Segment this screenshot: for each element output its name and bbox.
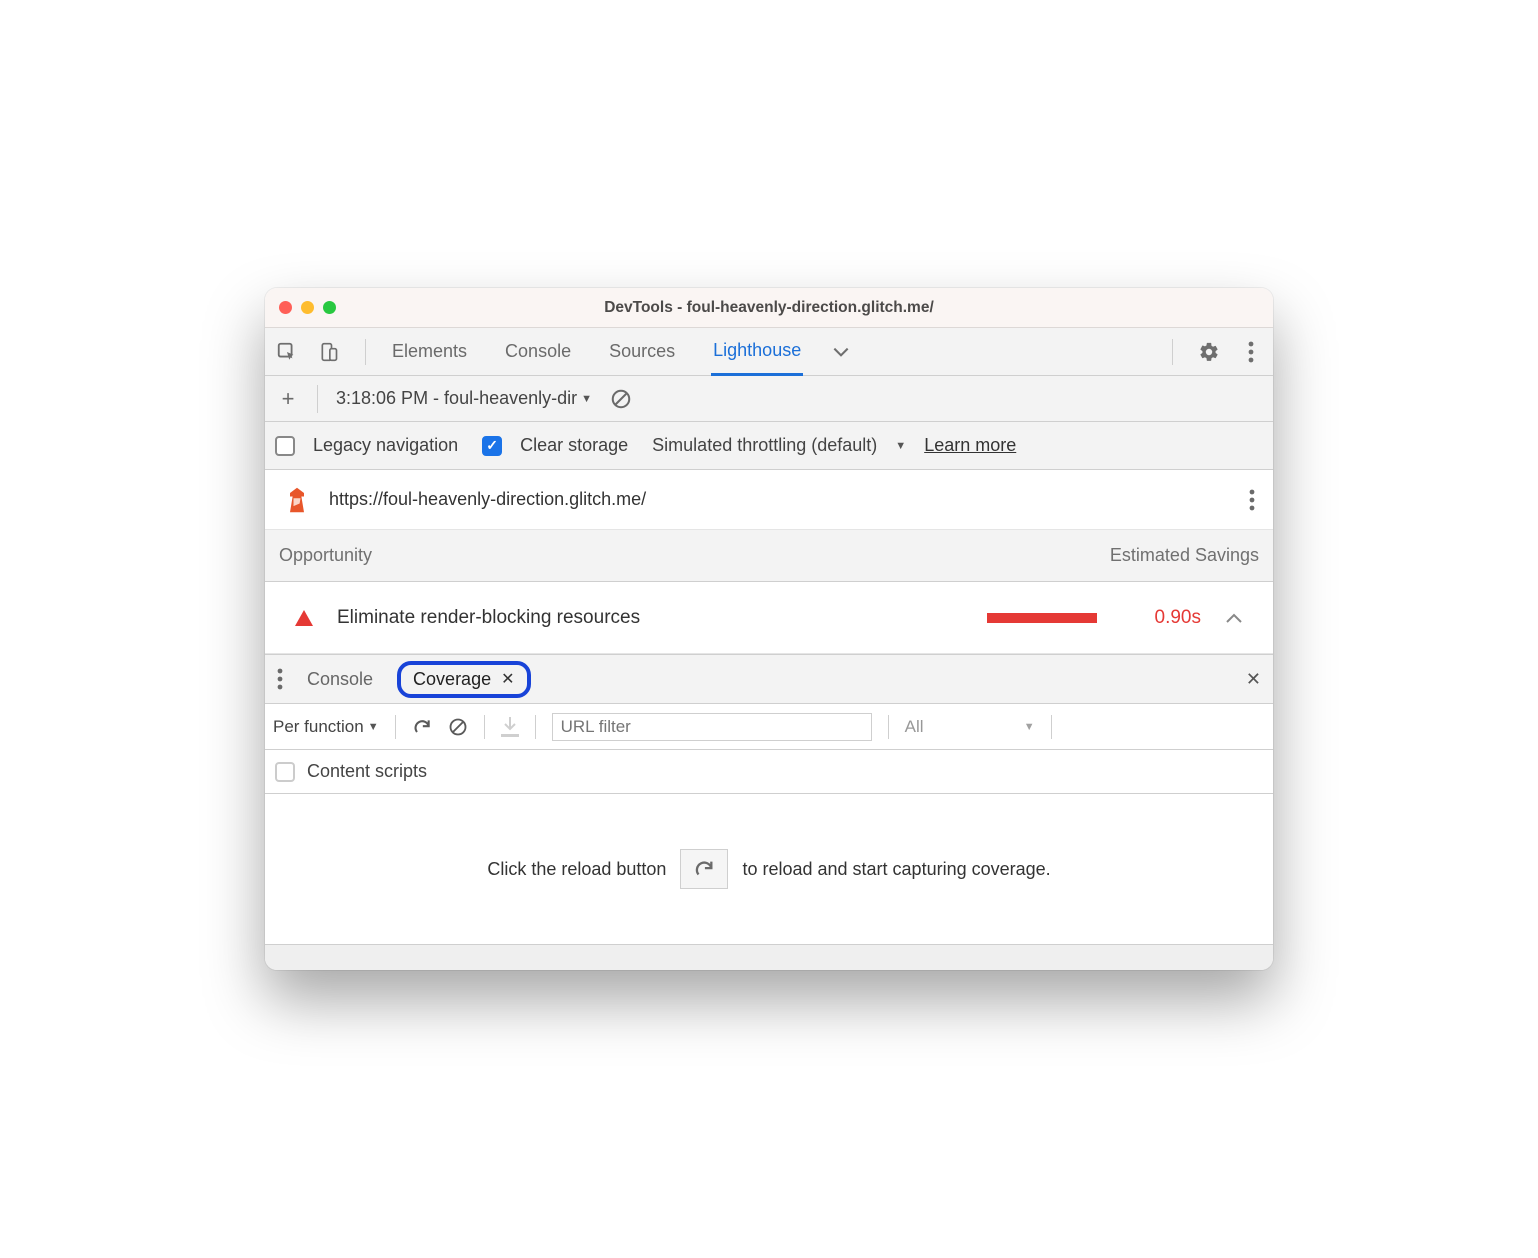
footer-bar [265,944,1273,970]
tab-sources[interactable]: Sources [607,328,677,376]
clear-report-icon[interactable] [610,388,632,410]
lighthouse-options-row: + 3:18:06 PM - foul-heavenly-dir ▼ [265,376,1273,422]
divider [484,715,485,739]
device-toolbar-icon[interactable] [317,340,341,364]
type-filter-dropdown[interactable]: All ▼ [905,717,1035,737]
throttling-dropdown[interactable]: Simulated throttling (default) ▼ [652,435,906,456]
main-tabs: Elements Console Sources Lighthouse [390,328,803,376]
coverage-empty-state: Click the reload button to reload and st… [265,794,1273,944]
empty-text-pre: Click the reload button [487,859,666,880]
divider [365,339,366,365]
savings-column-header: Estimated Savings [1110,545,1259,566]
url-filter-input[interactable] [552,713,872,741]
reload-icon[interactable] [412,717,432,737]
drawer-tab-coverage-label: Coverage [413,669,491,690]
divider [888,715,889,739]
divider [317,385,318,413]
granularity-label: Per function [273,717,364,737]
drawer-tab-console[interactable]: Console [307,669,373,690]
clear-coverage-icon[interactable] [448,717,468,737]
divider [1051,715,1052,739]
divider [395,715,396,739]
audited-url: https://foul-heavenly-direction.glitch.m… [329,489,1231,510]
fail-triangle-icon [295,610,313,626]
savings-value: 0.90s [1121,607,1201,629]
report-selector-label: 3:18:06 PM - foul-heavenly-dir [336,388,577,409]
report-menu-icon[interactable] [1249,489,1255,511]
drawer-tab-bar: Console Coverage ✕ ✕ [265,654,1273,704]
main-tab-left [275,339,372,365]
close-drawer-icon[interactable]: ✕ [1246,669,1261,690]
dropdown-caret-icon: ▼ [581,393,592,405]
dropdown-caret-icon: ▼ [368,721,379,733]
divider [1172,339,1173,365]
legacy-navigation-checkbox[interactable] [275,436,295,456]
content-scripts-row: Content scripts [265,750,1273,794]
audit-title: Eliminate render-blocking resources [337,607,963,629]
dropdown-caret-icon: ▼ [1024,721,1035,733]
tab-console[interactable]: Console [503,328,573,376]
divider [535,715,536,739]
drawer-tab-coverage[interactable]: Coverage ✕ [397,661,530,698]
inspect-element-icon[interactable] [275,340,299,364]
opportunity-column-header: Opportunity [279,545,1110,566]
report-selector-dropdown[interactable]: 3:18:06 PM - foul-heavenly-dir ▼ [336,388,592,409]
close-tab-icon[interactable]: ✕ [501,669,514,689]
content-scripts-label: Content scripts [307,761,427,782]
settings-gear-icon[interactable] [1197,340,1221,364]
savings-bar [987,613,1097,623]
opportunities-header: Opportunity Estimated Savings [265,530,1273,582]
titlebar: DevTools - foul-heavenly-direction.glitc… [265,288,1273,328]
lighthouse-url-row: https://foul-heavenly-direction.glitch.m… [265,470,1273,530]
lighthouse-logo-icon [283,486,311,514]
new-report-button[interactable]: + [277,386,299,412]
more-tabs-icon[interactable] [831,345,851,359]
tab-lighthouse[interactable]: Lighthouse [711,328,803,376]
type-filter-label: All [905,717,924,737]
clear-storage-label: Clear storage [520,435,628,456]
dropdown-caret-icon: ▼ [895,440,906,452]
empty-text-post: to reload and start capturing coverage. [742,859,1050,880]
main-tab-bar: Elements Console Sources Lighthouse [265,328,1273,376]
export-icon [501,717,519,737]
devtools-window: DevTools - foul-heavenly-direction.glitc… [265,288,1273,970]
tab-elements[interactable]: Elements [390,328,469,376]
kebab-menu-icon[interactable] [1239,340,1263,364]
chevron-up-icon[interactable] [1225,612,1243,624]
audit-row[interactable]: Eliminate render-blocking resources 0.90… [265,582,1273,654]
coverage-toolbar: Per function ▼ All ▼ [265,704,1273,750]
lighthouse-settings-row: Legacy navigation ✓ Clear storage Simula… [265,422,1273,470]
clear-storage-checkbox[interactable]: ✓ [482,436,502,456]
learn-more-link[interactable]: Learn more [924,435,1016,456]
legacy-navigation-label: Legacy navigation [313,435,458,456]
throttling-label: Simulated throttling (default) [652,435,877,456]
window-title: DevTools - foul-heavenly-direction.glitc… [265,299,1273,317]
reload-button[interactable] [680,849,728,889]
content-scripts-checkbox[interactable] [275,762,295,782]
main-tab-right [1166,339,1263,365]
granularity-dropdown[interactable]: Per function ▼ [273,717,379,737]
drawer-menu-icon[interactable] [277,668,283,690]
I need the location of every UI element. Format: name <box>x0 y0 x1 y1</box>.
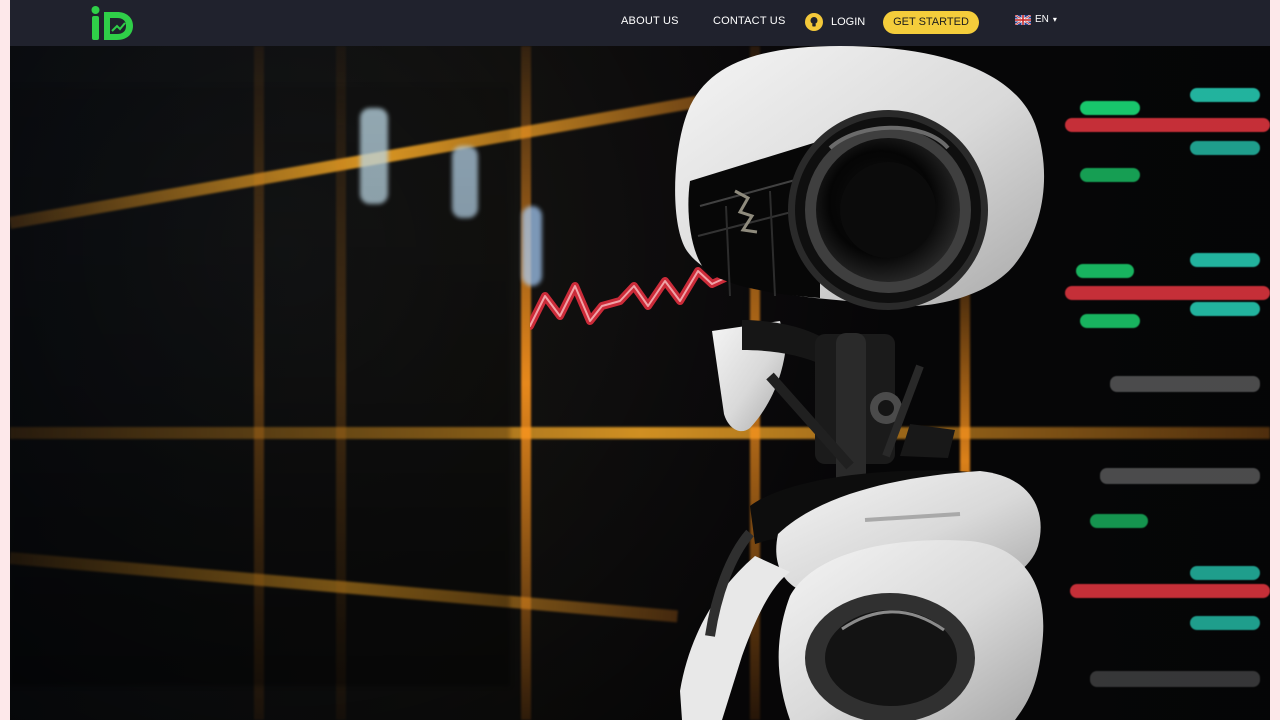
login-link[interactable]: LOGIN <box>805 12 865 32</box>
robot-illustration <box>675 46 1045 720</box>
chevron-down-icon: ▾ <box>1052 15 1057 24</box>
logo-icon[interactable] <box>90 2 136 44</box>
language-label: EN <box>1035 14 1049 25</box>
language-selector[interactable]: EN ▾ <box>1015 14 1057 25</box>
page-frame: ABOUT US CONTACT US LOGIN GET STARTED EN… <box>10 0 1270 720</box>
nav-about-us[interactable]: ABOUT US <box>621 15 679 27</box>
uk-flag-icon <box>1015 14 1031 25</box>
login-label: LOGIN <box>831 16 866 28</box>
get-started-button[interactable]: GET STARTED <box>883 11 979 34</box>
lightbulb-icon <box>805 13 823 31</box>
nav-contact-us[interactable]: CONTACT US <box>713 15 786 27</box>
top-navbar: ABOUT US CONTACT US LOGIN GET STARTED EN… <box>10 0 1270 46</box>
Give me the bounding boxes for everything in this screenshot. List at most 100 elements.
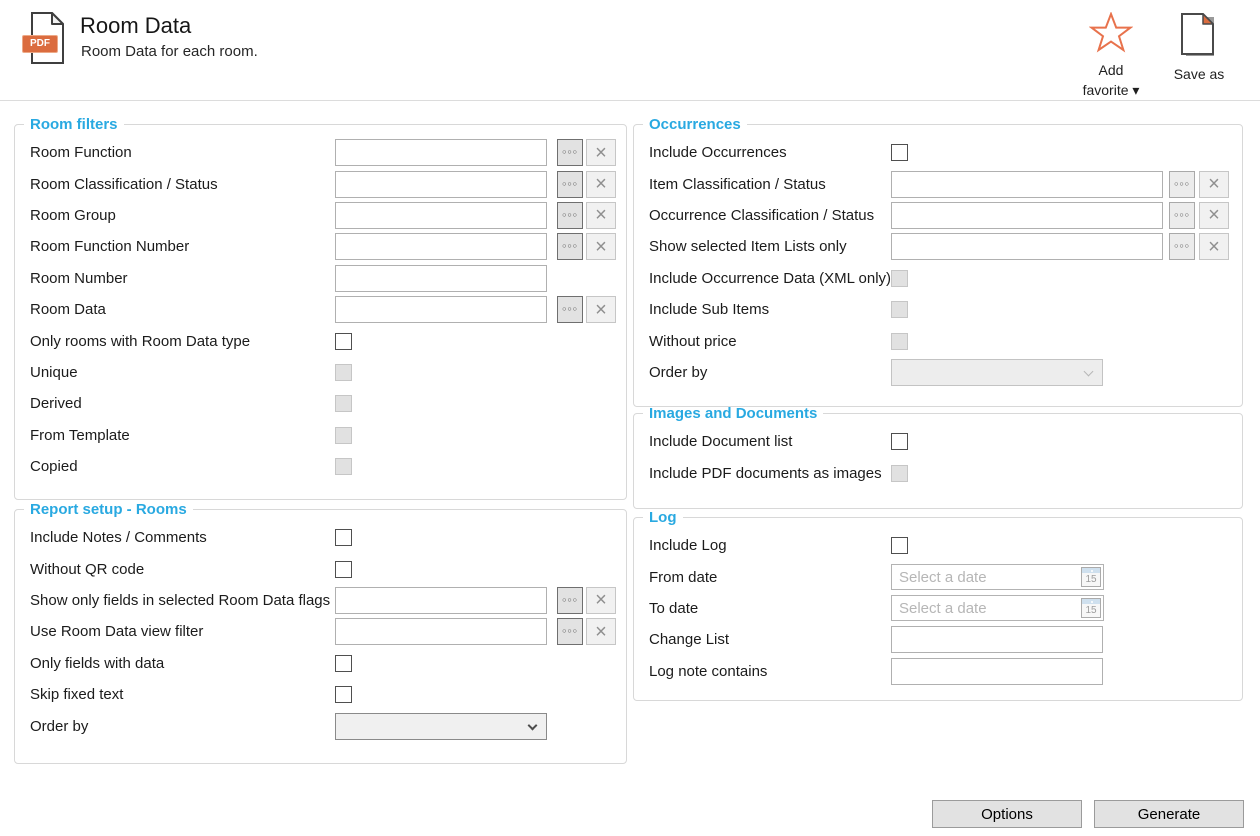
- calendar-day-number: 15: [1085, 604, 1096, 617]
- room-function-number-clear-button[interactable]: ×: [586, 233, 616, 260]
- item-classification-browse-button[interactable]: ○○○: [1169, 171, 1195, 198]
- field-row-skip-fixed-text: Skip fixed text: [15, 679, 626, 710]
- field-row-selected-item-lists: Show selected Item Lists only ○○○ ×: [634, 231, 1242, 262]
- include-log-checkbox[interactable]: [891, 537, 908, 554]
- field-row-include-pdf-as-images: Include PDF documents as images: [634, 457, 1242, 488]
- include-document-list-checkbox[interactable]: [891, 433, 908, 450]
- field-row-room-group: Room Group ○○○ ×: [15, 200, 626, 231]
- add-favorite-button[interactable]: Add favorite ▾: [1072, 12, 1150, 99]
- skip-fixed-text-label: Skip fixed text: [30, 686, 335, 703]
- section-title-report-setup: Report setup - Rooms: [24, 501, 193, 518]
- options-button[interactable]: Options: [932, 800, 1082, 828]
- log-note-contains-label: Log note contains: [649, 663, 891, 680]
- occurrence-classification-label: Occurrence Classification / Status: [649, 207, 891, 224]
- room-data-browse-button[interactable]: ○○○: [557, 296, 583, 323]
- ellipsis-icon: ○○○: [562, 181, 578, 188]
- add-favorite-label-line1: Add: [1072, 62, 1150, 79]
- occurrence-classification-input[interactable]: [891, 202, 1163, 229]
- rooms-order-by-select[interactable]: [335, 713, 547, 740]
- field-row-room-data: Room Data ○○○ ×: [15, 294, 626, 325]
- room-number-label: Room Number: [30, 270, 335, 287]
- room-function-browse-button[interactable]: ○○○: [557, 139, 583, 166]
- clear-icon: ×: [595, 205, 607, 225]
- room-group-browse-button[interactable]: ○○○: [557, 202, 583, 229]
- section-log: Log Include Log From date Select a date …: [633, 509, 1243, 701]
- include-document-list-label: Include Document list: [649, 433, 891, 450]
- log-note-contains-input[interactable]: [891, 658, 1103, 685]
- room-number-input[interactable]: [335, 265, 547, 292]
- room-function-number-input[interactable]: [335, 233, 547, 260]
- room-classification-browse-button[interactable]: ○○○: [557, 171, 583, 198]
- show-only-flags-label: Show only fields in selected Room Data f…: [30, 592, 335, 609]
- view-filter-clear-button[interactable]: ×: [586, 618, 616, 645]
- from-date-placeholder: Select a date: [899, 569, 1081, 586]
- room-function-clear-button[interactable]: ×: [586, 139, 616, 166]
- item-classification-label: Item Classification / Status: [649, 176, 891, 193]
- occurrence-classification-clear-button[interactable]: ×: [1199, 202, 1229, 229]
- room-classification-input[interactable]: [335, 171, 547, 198]
- generate-button[interactable]: Generate: [1094, 800, 1244, 828]
- calendar-day-number: 15: [1085, 573, 1096, 586]
- save-as-button[interactable]: Save as: [1164, 12, 1234, 83]
- selected-item-lists-clear-button[interactable]: ×: [1199, 233, 1229, 260]
- clear-icon: ×: [595, 174, 607, 194]
- room-data-clear-button[interactable]: ×: [586, 296, 616, 323]
- ellipsis-icon: ○○○: [562, 597, 578, 604]
- clear-icon: ×: [595, 590, 607, 610]
- room-classification-clear-button[interactable]: ×: [586, 171, 616, 198]
- field-row-include-occurrences: Include Occurrences: [634, 137, 1242, 168]
- field-row-view-filter: Use Room Data view filter ○○○ ×: [15, 616, 626, 647]
- room-function-input[interactable]: [335, 139, 547, 166]
- include-log-label: Include Log: [649, 537, 891, 554]
- selected-item-lists-input[interactable]: [891, 233, 1163, 260]
- field-row-room-classification: Room Classification / Status ○○○ ×: [15, 168, 626, 199]
- include-occurrences-label: Include Occurrences: [649, 144, 891, 161]
- room-function-number-browse-button[interactable]: ○○○: [557, 233, 583, 260]
- star-icon: [1089, 12, 1133, 54]
- field-row-include-sub-items: Include Sub Items: [634, 294, 1242, 325]
- room-group-clear-button[interactable]: ×: [586, 202, 616, 229]
- field-row-to-date: To date Select a date 15: [634, 593, 1242, 624]
- show-only-flags-browse-button[interactable]: ○○○: [557, 587, 583, 614]
- rooms-order-by-label: Order by: [30, 718, 335, 735]
- without-qr-label: Without QR code: [30, 561, 335, 578]
- room-group-input[interactable]: [335, 202, 547, 229]
- ellipsis-icon: ○○○: [562, 628, 578, 635]
- ellipsis-icon: ○○○: [562, 306, 578, 313]
- occurrence-classification-browse-button[interactable]: ○○○: [1169, 202, 1195, 229]
- ellipsis-icon: ○○○: [1174, 212, 1190, 219]
- without-price-label: Without price: [649, 333, 891, 350]
- only-fields-with-data-label: Only fields with data: [30, 655, 335, 672]
- view-filter-browse-button[interactable]: ○○○: [557, 618, 583, 645]
- change-list-input[interactable]: [891, 626, 1103, 653]
- room-data-input[interactable]: [335, 296, 547, 323]
- item-classification-clear-button[interactable]: ×: [1199, 171, 1229, 198]
- section-room-filters: Room filters Room Function ○○○ × Room Cl…: [14, 116, 627, 500]
- copied-label: Copied: [30, 458, 335, 475]
- include-notes-checkbox[interactable]: [335, 529, 352, 546]
- add-favorite-label-line2: favorite ▾: [1072, 82, 1150, 99]
- field-row-include-log: Include Log: [634, 530, 1242, 561]
- field-row-without-price: Without price: [634, 325, 1242, 356]
- save-as-label: Save as: [1164, 66, 1234, 83]
- only-rooms-with-type-checkbox[interactable]: [335, 333, 352, 350]
- include-occurrences-checkbox[interactable]: [891, 144, 908, 161]
- show-only-flags-input[interactable]: [335, 587, 547, 614]
- calendar-icon: 15: [1081, 567, 1101, 587]
- room-data-label: Room Data: [30, 301, 335, 318]
- show-only-flags-clear-button[interactable]: ×: [586, 587, 616, 614]
- from-template-label: From Template: [30, 427, 335, 444]
- field-row-copied: Copied: [15, 451, 626, 482]
- include-notes-label: Include Notes / Comments: [30, 529, 335, 546]
- include-pdf-as-images-label: Include PDF documents as images: [649, 465, 891, 482]
- only-fields-with-data-checkbox[interactable]: [335, 655, 352, 672]
- without-qr-checkbox[interactable]: [335, 561, 352, 578]
- include-pdf-as-images-checkbox: [891, 465, 908, 482]
- chevron-down-icon: [528, 720, 538, 730]
- item-classification-input[interactable]: [891, 171, 1163, 198]
- room-classification-label: Room Classification / Status: [30, 176, 335, 193]
- view-filter-input[interactable]: [335, 618, 547, 645]
- skip-fixed-text-checkbox[interactable]: [335, 686, 352, 703]
- selected-item-lists-browse-button[interactable]: ○○○: [1169, 233, 1195, 260]
- derived-checkbox: [335, 395, 352, 412]
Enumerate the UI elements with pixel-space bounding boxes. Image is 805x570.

▸ **Requirement**
Recast the entries from the line with "footer-bar [265,944,1273,970]" to the line with "coverage-empty-state: Click the" as a numbered list, omitting blank lines.

▸ **Response to this task**
1. footer-bar [265,944,1273,970]
2. tab-sources[interactable]: Sources [607,328,677,376]
3. clear-report-icon[interactable] [610,388,632,410]
4. lighthouse-options-row: + 3:18:06 PM - foul-heavenly-dir ▼ [265,376,1273,422]
5. divider [484,715,485,739]
6. device-toolbar-icon[interactable] [317,340,341,364]
7. type-filter-dropdown[interactable]: All ▼ [905,717,1035,737]
8. throttling-dropdown[interactable]: Simulated throttling (default) ▼ [652,435,906,456]
9. main-tabs: Elements Console Sources Lighthouse [390,328,803,376]
10. coverage-empty-state: Click the reload button to reload and st… [265,794,1273,944]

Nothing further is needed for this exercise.